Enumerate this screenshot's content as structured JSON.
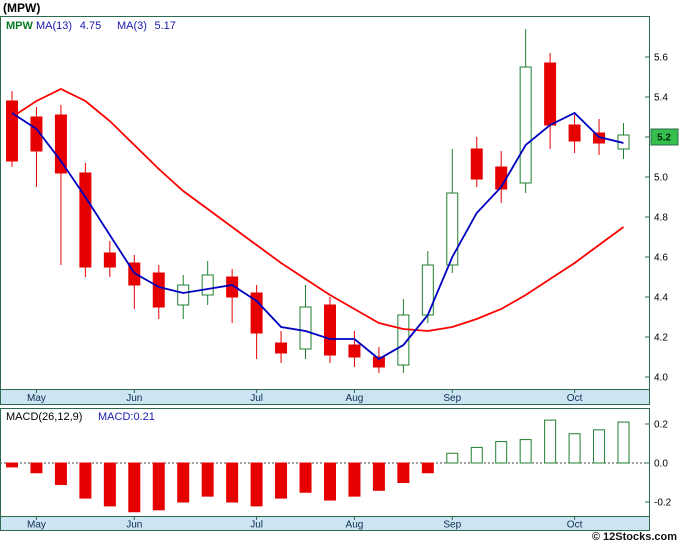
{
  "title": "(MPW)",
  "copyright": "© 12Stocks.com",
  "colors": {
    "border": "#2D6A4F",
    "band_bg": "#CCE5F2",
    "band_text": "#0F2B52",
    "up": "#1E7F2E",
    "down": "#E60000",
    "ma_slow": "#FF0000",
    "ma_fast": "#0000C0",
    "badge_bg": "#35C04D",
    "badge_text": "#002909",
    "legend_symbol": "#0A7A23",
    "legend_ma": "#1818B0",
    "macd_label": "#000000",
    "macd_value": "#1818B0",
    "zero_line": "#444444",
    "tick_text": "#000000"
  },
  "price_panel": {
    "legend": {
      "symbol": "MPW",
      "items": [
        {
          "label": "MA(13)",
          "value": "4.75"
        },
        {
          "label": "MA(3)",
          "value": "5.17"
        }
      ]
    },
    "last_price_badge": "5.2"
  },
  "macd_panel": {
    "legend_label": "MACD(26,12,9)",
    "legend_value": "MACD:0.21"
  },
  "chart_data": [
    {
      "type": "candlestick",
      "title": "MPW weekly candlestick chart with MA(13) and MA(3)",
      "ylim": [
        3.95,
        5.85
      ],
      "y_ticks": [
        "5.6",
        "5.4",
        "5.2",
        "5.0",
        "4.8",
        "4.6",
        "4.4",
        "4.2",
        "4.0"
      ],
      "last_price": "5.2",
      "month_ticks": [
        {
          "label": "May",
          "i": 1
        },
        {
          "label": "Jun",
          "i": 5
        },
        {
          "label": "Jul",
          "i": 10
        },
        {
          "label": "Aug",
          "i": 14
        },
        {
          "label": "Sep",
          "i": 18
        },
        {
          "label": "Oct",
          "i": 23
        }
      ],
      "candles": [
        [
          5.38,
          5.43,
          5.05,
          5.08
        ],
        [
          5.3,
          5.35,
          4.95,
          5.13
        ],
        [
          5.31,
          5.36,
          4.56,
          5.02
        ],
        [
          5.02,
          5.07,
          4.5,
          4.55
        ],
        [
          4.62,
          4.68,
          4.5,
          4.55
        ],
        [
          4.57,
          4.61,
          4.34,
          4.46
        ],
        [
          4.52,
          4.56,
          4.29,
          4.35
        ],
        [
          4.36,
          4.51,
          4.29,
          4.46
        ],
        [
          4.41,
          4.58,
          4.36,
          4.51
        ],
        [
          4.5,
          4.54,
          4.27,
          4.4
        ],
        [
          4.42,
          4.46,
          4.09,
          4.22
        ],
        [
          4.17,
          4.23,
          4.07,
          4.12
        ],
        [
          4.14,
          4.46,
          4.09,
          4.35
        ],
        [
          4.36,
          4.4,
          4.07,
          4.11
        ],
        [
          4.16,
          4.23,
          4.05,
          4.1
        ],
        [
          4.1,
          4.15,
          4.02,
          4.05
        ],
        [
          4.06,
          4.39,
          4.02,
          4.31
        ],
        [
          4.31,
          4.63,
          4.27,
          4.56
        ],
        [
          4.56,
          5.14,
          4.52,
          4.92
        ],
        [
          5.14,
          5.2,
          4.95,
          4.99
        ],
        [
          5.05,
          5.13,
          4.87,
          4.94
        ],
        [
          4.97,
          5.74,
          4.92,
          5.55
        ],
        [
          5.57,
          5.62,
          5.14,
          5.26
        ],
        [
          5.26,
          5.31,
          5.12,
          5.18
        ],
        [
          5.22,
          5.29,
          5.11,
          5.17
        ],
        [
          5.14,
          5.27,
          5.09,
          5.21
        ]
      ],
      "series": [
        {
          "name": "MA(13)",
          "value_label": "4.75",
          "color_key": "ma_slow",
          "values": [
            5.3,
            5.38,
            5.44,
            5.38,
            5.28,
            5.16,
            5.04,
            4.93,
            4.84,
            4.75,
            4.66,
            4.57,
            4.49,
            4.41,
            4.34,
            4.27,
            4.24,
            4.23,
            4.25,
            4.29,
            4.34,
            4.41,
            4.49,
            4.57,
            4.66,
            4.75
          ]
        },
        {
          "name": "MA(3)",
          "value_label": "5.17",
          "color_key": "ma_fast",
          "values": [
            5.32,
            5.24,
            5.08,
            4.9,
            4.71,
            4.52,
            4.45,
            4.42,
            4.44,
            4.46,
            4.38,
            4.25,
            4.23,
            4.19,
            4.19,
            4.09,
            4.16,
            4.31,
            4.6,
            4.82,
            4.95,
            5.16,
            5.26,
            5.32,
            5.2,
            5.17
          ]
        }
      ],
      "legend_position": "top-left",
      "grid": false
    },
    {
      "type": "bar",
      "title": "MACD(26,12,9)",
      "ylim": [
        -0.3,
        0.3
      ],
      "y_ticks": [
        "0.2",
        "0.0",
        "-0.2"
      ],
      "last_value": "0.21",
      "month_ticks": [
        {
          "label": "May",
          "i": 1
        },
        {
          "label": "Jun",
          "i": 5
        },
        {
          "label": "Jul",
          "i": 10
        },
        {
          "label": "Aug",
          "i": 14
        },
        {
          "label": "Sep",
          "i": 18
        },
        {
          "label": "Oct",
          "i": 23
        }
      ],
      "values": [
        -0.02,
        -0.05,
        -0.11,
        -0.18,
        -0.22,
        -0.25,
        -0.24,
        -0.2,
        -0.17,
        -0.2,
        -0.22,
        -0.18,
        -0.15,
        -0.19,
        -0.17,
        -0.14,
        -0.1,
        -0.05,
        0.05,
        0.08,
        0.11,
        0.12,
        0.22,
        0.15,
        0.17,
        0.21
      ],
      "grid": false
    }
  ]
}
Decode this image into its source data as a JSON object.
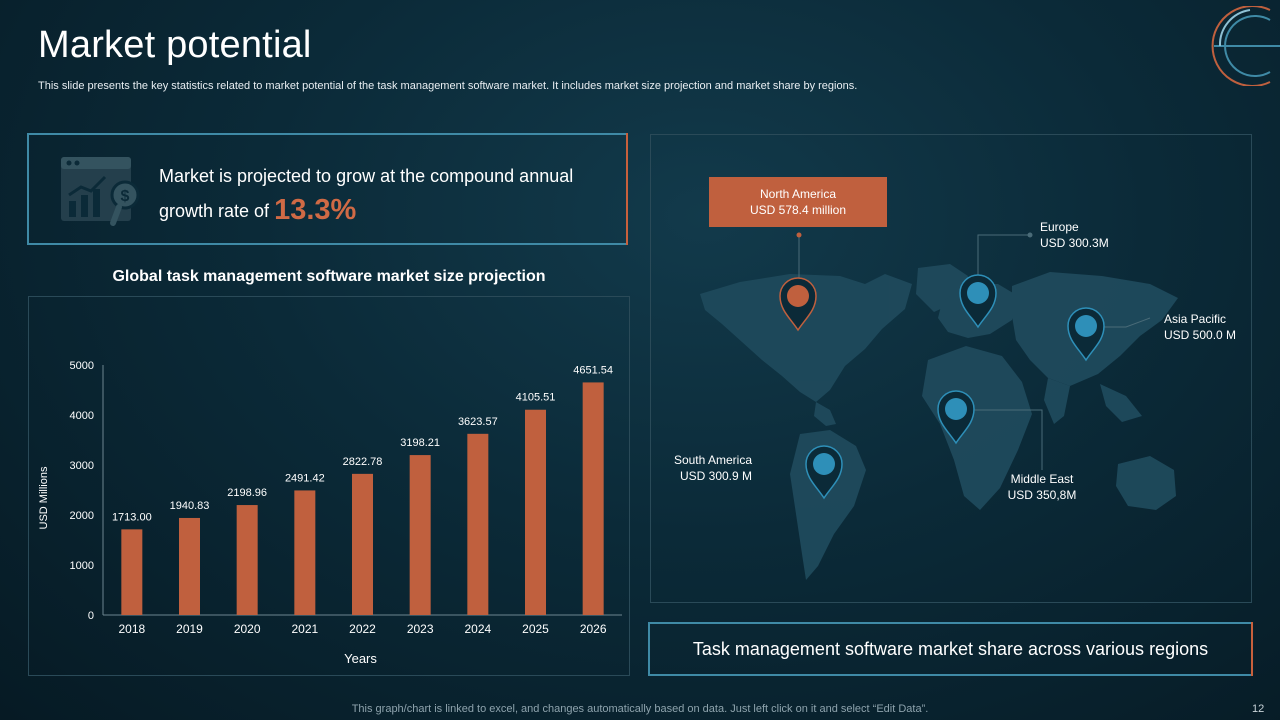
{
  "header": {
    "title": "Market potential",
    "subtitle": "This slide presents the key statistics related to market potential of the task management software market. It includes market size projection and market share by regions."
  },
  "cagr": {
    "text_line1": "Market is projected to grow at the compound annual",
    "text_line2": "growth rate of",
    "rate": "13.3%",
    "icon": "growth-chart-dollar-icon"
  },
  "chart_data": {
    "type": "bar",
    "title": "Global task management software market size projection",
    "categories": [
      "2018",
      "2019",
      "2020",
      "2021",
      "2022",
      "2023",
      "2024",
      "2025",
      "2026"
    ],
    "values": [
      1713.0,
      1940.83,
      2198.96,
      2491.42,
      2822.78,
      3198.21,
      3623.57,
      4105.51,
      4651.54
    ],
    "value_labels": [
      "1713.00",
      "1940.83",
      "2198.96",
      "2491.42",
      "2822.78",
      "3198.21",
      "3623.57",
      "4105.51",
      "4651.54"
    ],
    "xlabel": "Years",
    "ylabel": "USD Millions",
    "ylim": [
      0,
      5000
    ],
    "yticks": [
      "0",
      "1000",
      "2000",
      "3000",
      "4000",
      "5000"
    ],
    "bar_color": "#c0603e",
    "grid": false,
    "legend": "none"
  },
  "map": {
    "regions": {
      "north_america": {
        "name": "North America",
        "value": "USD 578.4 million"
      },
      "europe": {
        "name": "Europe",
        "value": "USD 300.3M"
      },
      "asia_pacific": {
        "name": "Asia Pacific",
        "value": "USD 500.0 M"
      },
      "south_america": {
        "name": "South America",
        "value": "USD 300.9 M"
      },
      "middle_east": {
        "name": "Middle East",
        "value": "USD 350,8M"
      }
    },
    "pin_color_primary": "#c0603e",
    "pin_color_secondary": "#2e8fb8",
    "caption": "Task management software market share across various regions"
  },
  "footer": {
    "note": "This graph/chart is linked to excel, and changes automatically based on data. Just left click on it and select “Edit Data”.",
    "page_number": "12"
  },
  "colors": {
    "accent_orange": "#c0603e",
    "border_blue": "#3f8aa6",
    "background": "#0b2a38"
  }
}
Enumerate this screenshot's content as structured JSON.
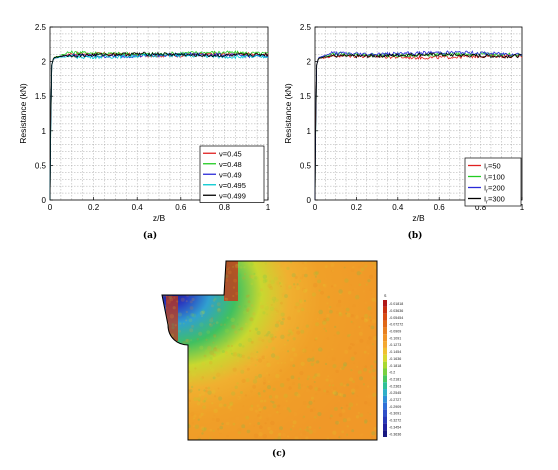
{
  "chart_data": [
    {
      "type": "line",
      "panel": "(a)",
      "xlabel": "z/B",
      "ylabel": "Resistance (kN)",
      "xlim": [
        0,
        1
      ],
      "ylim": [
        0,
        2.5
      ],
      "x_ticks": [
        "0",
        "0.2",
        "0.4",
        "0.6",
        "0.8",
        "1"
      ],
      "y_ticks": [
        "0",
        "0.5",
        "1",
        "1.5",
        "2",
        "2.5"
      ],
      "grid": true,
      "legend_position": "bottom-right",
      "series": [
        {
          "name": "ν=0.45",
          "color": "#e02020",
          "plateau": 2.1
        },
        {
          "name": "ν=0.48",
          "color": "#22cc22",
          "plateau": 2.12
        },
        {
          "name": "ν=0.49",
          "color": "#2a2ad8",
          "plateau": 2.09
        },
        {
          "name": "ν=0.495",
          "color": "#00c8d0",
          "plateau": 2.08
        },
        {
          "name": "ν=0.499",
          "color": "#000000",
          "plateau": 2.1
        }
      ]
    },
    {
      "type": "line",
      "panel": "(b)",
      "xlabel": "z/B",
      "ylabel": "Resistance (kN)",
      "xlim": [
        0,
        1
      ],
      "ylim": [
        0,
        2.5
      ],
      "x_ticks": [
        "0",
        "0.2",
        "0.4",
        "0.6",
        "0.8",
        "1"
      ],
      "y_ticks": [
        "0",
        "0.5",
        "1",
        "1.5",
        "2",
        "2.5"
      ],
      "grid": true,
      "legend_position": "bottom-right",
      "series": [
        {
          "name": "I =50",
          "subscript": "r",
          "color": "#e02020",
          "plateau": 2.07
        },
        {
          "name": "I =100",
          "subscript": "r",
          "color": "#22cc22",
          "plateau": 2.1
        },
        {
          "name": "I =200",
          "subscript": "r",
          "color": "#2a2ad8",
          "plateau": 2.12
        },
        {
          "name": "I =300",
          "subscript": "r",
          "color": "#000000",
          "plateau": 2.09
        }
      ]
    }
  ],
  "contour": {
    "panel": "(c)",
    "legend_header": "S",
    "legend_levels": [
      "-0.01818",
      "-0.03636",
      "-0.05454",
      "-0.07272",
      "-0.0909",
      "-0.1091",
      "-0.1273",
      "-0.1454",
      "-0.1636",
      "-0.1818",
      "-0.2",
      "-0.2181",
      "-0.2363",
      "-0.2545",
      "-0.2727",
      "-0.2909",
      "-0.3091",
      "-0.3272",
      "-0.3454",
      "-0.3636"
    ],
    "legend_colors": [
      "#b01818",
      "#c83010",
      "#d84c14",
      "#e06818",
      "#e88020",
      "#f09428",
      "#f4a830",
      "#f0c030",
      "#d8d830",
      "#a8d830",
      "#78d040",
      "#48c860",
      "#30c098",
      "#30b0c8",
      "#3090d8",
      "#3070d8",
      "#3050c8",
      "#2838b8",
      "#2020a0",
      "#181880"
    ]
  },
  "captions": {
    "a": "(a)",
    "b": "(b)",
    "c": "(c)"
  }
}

> [Task prompt] Write out every line of the preceding listing that contains "projection".

> [Expected output]
    "subtitle": "This slide presents the key statistics related to market potential of the task management software market. It includes market size projection and market share by regions."
    "title": "Global task management software market size projection",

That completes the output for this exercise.